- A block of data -
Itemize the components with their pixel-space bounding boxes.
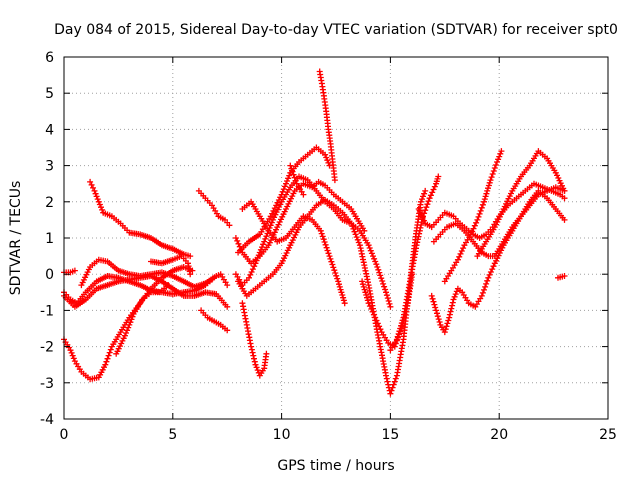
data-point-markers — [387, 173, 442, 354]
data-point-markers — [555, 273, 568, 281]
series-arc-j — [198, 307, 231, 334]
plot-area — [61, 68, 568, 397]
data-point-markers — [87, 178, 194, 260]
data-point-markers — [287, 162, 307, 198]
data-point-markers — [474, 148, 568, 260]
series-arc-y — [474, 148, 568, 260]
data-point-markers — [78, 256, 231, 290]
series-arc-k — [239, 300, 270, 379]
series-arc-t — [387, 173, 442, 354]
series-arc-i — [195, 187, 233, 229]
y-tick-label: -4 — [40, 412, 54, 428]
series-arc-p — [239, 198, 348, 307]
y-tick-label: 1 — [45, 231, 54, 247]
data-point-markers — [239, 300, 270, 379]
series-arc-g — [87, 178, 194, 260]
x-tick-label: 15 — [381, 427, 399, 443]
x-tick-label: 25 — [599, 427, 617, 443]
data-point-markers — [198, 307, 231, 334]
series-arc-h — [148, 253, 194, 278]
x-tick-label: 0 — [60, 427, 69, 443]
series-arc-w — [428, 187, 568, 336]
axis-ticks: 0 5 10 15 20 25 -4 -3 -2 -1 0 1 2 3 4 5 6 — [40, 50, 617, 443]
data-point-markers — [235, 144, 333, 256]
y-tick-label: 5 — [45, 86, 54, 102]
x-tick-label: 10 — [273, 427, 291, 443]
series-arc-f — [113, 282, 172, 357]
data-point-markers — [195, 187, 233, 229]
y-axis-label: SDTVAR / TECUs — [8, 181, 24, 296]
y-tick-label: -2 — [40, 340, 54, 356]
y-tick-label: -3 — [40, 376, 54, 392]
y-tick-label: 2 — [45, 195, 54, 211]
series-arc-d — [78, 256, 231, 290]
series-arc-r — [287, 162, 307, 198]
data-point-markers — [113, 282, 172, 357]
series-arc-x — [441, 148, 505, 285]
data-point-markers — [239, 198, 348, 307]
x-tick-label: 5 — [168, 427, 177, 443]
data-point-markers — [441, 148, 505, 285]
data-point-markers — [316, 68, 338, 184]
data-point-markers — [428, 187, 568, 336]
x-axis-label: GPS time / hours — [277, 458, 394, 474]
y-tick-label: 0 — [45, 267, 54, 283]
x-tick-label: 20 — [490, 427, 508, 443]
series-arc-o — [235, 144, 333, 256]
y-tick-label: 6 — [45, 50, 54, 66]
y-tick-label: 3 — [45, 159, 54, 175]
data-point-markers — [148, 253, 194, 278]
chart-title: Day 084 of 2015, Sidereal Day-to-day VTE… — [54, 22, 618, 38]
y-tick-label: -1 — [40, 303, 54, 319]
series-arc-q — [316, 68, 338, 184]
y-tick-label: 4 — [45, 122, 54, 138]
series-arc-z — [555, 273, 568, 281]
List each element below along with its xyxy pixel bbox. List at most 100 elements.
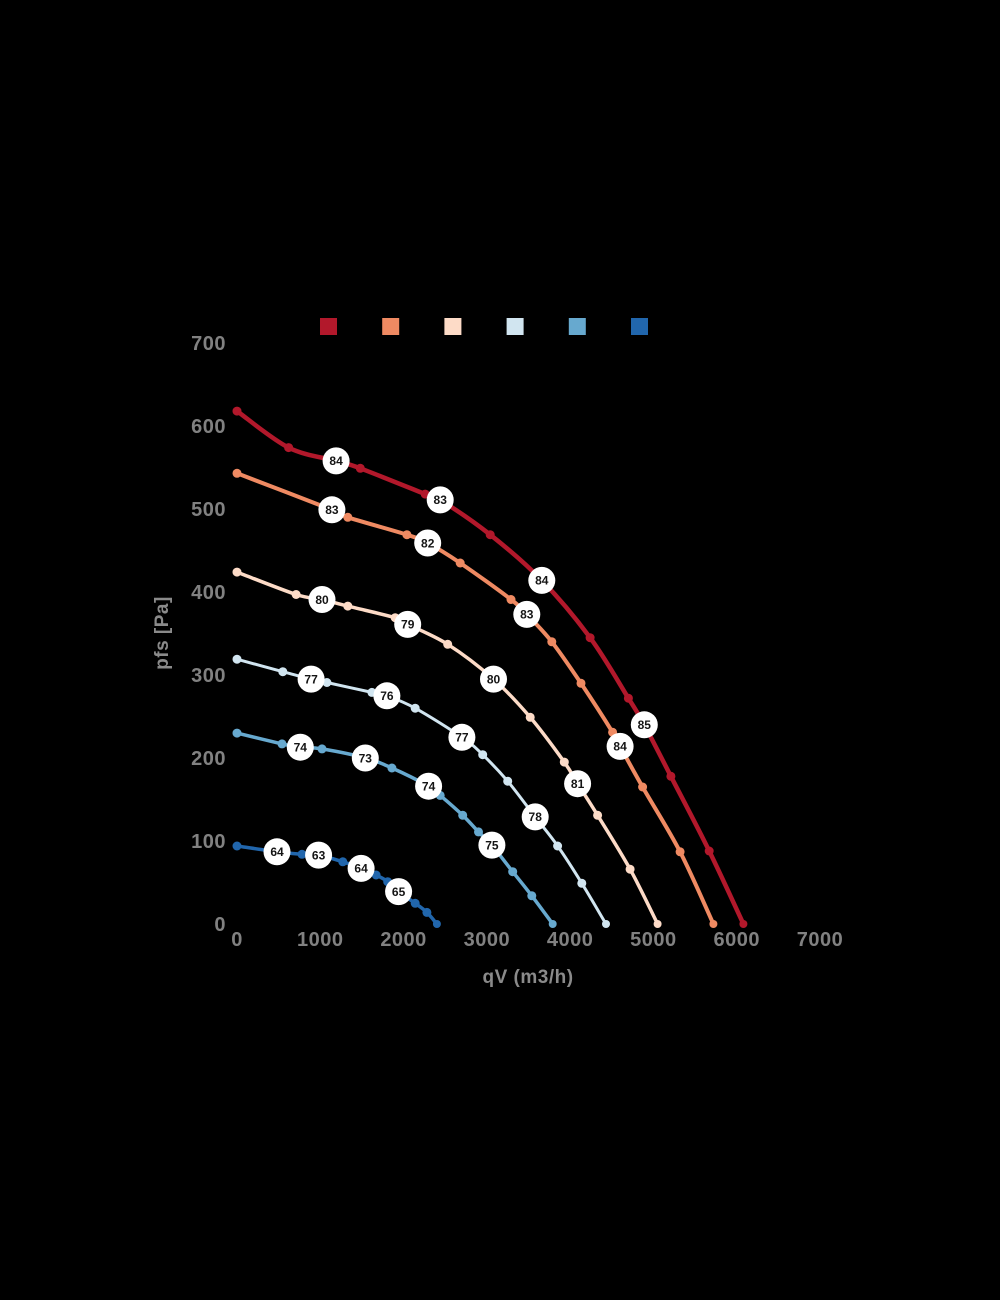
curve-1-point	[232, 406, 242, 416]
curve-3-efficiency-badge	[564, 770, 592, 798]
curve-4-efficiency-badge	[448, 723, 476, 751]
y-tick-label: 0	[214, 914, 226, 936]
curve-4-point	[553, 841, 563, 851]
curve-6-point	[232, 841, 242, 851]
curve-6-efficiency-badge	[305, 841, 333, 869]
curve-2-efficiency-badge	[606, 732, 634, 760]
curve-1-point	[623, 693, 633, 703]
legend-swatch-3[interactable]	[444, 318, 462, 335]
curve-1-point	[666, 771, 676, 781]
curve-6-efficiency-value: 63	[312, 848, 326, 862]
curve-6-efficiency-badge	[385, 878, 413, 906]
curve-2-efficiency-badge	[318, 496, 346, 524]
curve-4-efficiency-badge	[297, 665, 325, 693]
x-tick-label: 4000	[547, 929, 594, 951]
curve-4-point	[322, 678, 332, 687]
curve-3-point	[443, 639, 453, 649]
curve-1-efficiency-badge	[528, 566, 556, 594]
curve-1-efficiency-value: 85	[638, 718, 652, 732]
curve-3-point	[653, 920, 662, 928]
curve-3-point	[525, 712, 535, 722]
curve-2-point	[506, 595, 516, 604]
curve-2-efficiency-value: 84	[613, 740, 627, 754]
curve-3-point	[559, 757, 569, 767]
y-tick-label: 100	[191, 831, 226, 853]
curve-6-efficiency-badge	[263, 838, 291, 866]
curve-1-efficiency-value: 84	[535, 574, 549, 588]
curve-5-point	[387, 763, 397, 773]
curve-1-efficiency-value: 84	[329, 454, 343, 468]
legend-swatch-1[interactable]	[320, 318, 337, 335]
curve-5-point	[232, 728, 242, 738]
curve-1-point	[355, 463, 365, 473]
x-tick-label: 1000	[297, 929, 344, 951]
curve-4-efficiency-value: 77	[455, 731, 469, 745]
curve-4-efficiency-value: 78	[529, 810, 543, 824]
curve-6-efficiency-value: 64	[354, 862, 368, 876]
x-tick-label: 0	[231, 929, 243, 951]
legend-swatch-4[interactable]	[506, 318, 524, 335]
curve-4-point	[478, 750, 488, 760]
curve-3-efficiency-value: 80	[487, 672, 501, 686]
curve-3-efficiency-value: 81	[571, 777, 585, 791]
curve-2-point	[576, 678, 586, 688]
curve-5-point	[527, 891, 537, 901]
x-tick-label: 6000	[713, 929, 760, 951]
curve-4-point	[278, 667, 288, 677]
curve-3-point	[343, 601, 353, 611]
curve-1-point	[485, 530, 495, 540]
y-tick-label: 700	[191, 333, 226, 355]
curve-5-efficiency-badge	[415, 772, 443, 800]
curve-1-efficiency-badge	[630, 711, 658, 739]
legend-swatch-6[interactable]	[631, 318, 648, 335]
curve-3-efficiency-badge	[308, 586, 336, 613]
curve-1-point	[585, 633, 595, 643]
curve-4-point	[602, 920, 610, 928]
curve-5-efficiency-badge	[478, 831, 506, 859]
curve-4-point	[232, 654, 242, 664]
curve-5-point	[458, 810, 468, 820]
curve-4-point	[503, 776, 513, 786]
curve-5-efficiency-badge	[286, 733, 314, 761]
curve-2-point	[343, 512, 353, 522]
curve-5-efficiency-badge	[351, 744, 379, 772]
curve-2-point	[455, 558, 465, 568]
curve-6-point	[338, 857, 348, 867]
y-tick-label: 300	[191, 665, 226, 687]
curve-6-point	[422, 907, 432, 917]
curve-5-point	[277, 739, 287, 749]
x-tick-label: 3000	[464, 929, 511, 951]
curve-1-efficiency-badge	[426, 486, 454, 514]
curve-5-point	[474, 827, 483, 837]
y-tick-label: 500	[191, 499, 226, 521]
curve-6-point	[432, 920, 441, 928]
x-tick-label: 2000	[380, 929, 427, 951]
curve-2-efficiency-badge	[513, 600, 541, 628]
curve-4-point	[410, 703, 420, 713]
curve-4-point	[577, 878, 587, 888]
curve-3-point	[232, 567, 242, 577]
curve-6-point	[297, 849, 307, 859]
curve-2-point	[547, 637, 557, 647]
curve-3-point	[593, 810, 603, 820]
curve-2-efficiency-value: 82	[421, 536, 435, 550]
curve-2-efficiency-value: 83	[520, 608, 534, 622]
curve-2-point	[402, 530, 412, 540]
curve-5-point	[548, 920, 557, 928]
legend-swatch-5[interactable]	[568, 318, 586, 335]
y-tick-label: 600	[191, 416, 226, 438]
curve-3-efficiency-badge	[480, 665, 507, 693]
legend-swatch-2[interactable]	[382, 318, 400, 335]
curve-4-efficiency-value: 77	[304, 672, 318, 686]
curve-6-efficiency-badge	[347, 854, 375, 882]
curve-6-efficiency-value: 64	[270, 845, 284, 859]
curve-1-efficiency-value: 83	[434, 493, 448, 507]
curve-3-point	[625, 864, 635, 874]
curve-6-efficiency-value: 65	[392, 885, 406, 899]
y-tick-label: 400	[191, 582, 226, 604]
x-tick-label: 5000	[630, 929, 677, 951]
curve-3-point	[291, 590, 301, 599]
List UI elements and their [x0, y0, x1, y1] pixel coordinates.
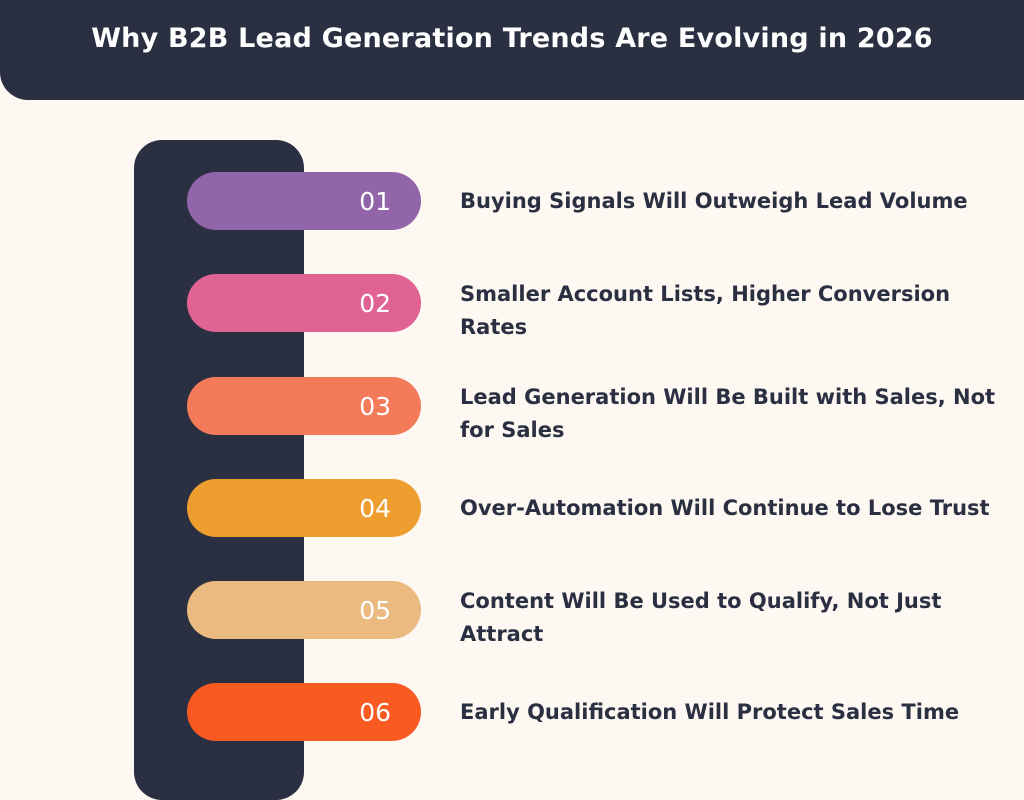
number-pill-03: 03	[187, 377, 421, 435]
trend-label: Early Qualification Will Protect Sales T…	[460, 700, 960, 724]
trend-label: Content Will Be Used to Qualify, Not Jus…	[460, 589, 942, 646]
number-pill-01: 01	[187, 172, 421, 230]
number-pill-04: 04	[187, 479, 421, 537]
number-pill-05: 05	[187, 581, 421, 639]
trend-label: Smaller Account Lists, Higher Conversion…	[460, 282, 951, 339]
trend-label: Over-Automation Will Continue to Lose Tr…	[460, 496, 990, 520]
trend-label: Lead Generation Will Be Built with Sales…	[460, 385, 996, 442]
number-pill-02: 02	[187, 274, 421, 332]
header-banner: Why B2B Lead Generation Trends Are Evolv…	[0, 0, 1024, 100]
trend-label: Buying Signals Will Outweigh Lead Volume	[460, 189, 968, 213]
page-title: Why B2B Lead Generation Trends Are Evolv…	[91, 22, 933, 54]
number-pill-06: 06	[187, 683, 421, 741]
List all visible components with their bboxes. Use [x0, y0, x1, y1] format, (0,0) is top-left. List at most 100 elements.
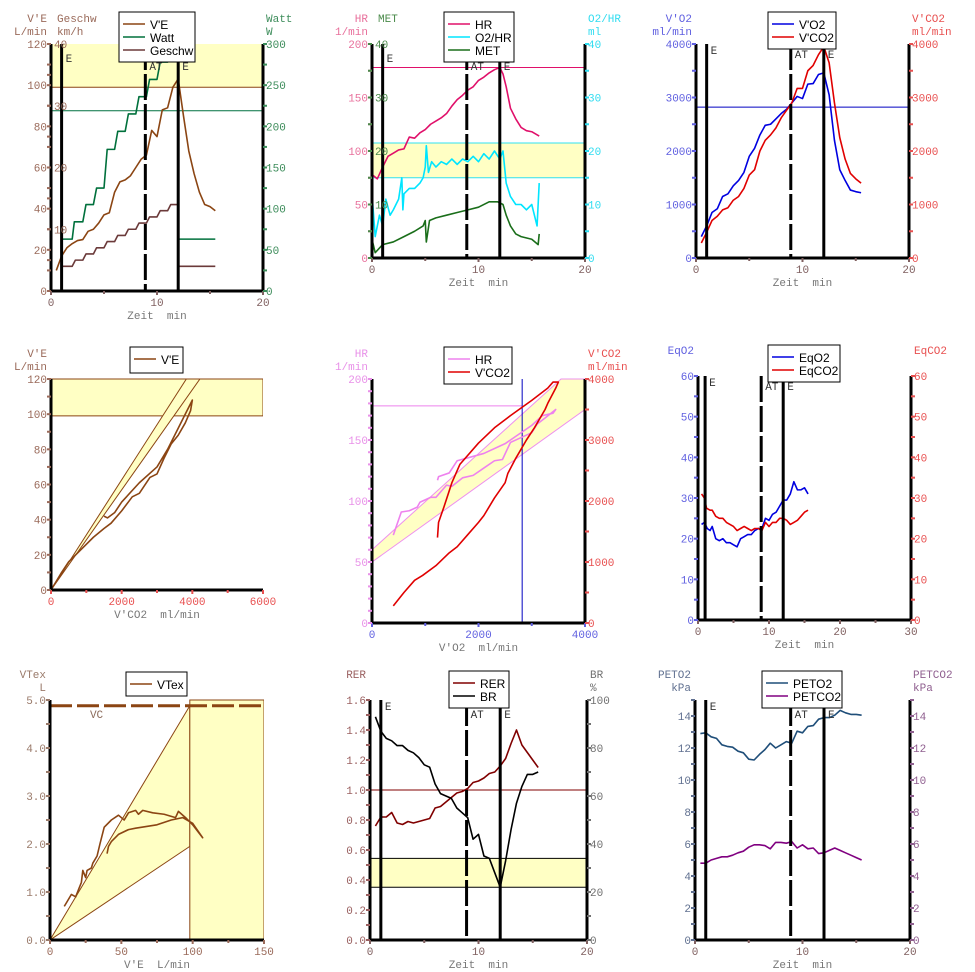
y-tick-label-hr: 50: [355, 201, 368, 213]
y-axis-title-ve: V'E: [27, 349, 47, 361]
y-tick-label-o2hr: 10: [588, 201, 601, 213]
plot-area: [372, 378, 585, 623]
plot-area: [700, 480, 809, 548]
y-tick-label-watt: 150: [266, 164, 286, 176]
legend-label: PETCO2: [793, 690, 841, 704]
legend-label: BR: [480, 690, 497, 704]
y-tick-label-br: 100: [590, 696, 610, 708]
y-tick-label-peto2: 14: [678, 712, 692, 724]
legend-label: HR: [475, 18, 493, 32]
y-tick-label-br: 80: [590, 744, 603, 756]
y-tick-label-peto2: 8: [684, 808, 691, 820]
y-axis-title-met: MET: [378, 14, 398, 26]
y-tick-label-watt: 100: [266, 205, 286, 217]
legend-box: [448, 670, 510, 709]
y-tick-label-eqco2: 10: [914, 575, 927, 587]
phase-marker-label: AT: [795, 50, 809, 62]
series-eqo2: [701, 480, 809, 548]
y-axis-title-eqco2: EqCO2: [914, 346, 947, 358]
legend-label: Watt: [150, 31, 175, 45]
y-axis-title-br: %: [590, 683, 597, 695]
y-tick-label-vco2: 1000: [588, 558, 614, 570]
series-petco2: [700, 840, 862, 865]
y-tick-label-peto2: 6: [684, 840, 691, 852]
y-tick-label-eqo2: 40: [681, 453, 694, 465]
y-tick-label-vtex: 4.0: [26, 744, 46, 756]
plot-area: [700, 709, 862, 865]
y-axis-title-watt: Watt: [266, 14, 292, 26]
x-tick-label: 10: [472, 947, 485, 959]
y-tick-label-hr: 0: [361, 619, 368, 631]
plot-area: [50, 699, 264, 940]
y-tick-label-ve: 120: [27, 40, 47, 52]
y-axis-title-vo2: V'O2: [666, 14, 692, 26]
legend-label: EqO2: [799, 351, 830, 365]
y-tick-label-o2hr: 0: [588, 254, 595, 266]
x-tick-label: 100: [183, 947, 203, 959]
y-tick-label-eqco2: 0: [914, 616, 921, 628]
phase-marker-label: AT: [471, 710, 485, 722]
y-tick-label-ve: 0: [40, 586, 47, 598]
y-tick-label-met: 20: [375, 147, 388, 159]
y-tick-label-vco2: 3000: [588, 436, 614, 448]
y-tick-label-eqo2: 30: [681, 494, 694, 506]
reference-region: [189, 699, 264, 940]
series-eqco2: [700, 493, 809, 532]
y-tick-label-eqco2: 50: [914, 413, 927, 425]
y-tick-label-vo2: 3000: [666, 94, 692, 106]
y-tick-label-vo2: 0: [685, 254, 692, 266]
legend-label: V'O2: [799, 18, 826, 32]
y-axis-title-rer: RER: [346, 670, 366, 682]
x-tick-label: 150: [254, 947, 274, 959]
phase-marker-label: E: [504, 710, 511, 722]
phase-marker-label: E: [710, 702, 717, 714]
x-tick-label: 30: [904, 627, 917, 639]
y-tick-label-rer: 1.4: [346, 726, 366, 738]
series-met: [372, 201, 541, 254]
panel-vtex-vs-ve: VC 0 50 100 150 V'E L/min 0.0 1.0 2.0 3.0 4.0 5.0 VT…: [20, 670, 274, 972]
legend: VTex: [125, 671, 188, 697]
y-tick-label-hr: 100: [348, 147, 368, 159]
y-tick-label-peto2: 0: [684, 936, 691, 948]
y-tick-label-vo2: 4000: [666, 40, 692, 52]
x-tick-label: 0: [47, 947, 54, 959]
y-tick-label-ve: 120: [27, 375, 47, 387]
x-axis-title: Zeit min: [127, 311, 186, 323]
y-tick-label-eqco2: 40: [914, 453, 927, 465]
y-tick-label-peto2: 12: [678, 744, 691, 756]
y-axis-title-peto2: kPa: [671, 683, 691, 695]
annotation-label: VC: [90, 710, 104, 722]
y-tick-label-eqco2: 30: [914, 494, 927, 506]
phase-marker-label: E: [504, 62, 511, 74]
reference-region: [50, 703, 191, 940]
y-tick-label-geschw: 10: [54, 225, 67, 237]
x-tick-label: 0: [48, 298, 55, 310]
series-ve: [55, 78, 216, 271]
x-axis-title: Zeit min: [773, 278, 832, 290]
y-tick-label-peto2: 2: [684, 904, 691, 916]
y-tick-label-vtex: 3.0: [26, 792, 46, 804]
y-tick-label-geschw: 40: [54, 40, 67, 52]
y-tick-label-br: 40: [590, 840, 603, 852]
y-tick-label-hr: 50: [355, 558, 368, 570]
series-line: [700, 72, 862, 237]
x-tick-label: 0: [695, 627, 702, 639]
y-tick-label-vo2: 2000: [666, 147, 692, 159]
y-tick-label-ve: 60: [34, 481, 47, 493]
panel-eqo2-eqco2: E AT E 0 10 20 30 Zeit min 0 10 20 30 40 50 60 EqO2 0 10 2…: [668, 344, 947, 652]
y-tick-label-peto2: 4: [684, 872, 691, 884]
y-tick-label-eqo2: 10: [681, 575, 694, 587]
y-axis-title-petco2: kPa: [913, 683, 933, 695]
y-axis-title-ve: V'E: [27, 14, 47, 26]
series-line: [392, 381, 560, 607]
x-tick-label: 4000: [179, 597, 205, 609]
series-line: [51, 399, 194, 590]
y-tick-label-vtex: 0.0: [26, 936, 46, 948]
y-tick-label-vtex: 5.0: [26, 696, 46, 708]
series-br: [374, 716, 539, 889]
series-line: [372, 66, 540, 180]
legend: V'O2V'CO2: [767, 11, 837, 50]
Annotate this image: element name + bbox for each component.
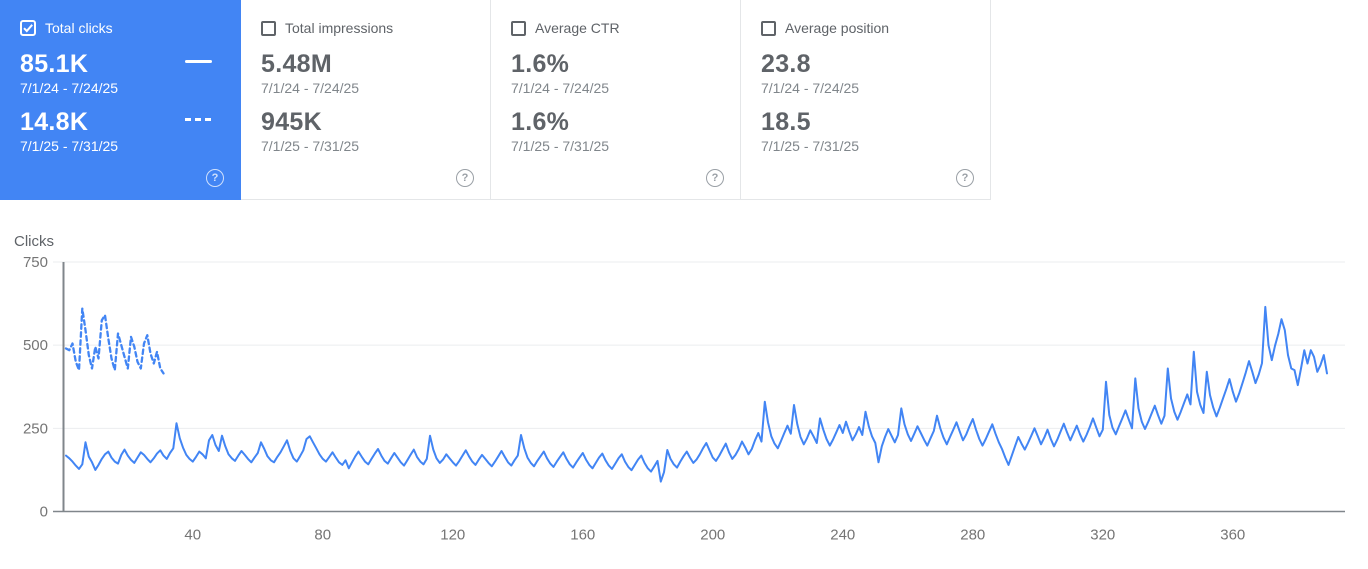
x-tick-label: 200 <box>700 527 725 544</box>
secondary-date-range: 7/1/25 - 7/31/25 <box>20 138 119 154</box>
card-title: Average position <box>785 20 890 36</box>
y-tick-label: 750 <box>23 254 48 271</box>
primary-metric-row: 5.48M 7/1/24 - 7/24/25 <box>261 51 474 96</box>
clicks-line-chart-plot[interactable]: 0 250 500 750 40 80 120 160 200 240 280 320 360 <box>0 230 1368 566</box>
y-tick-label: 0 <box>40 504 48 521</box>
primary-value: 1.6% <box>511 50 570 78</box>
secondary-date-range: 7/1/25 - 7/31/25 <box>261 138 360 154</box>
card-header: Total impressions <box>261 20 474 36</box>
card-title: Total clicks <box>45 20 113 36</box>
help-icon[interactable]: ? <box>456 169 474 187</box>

- What is required -
Reproduce the entries from the line with "y-tick-label-hr: 50: [355, 201, 368, 213]" to the line with "y-tick-label-br: 80: [590, 744, 603, 756]", swapping "legend-label" for "legend-text" and leaving everything else unchanged.

- Result for this task -
y-tick-label-hr: 50: [355, 201, 368, 213]
y-axis-title-ve: V'E: [27, 349, 47, 361]
y-tick-label-o2hr: 10: [588, 201, 601, 213]
plot-area: [372, 378, 585, 623]
plot-area: [700, 480, 809, 548]
y-tick-label-watt: 150: [266, 164, 286, 176]
legend-text: PETCO2: [793, 690, 841, 704]
legend-text: BR: [480, 690, 497, 704]
y-tick-label-br: 100: [590, 696, 610, 708]
y-tick-label-peto2: 14: [678, 712, 692, 724]
legend-text: HR: [475, 18, 493, 32]
y-tick-label-br: 80: [590, 744, 603, 756]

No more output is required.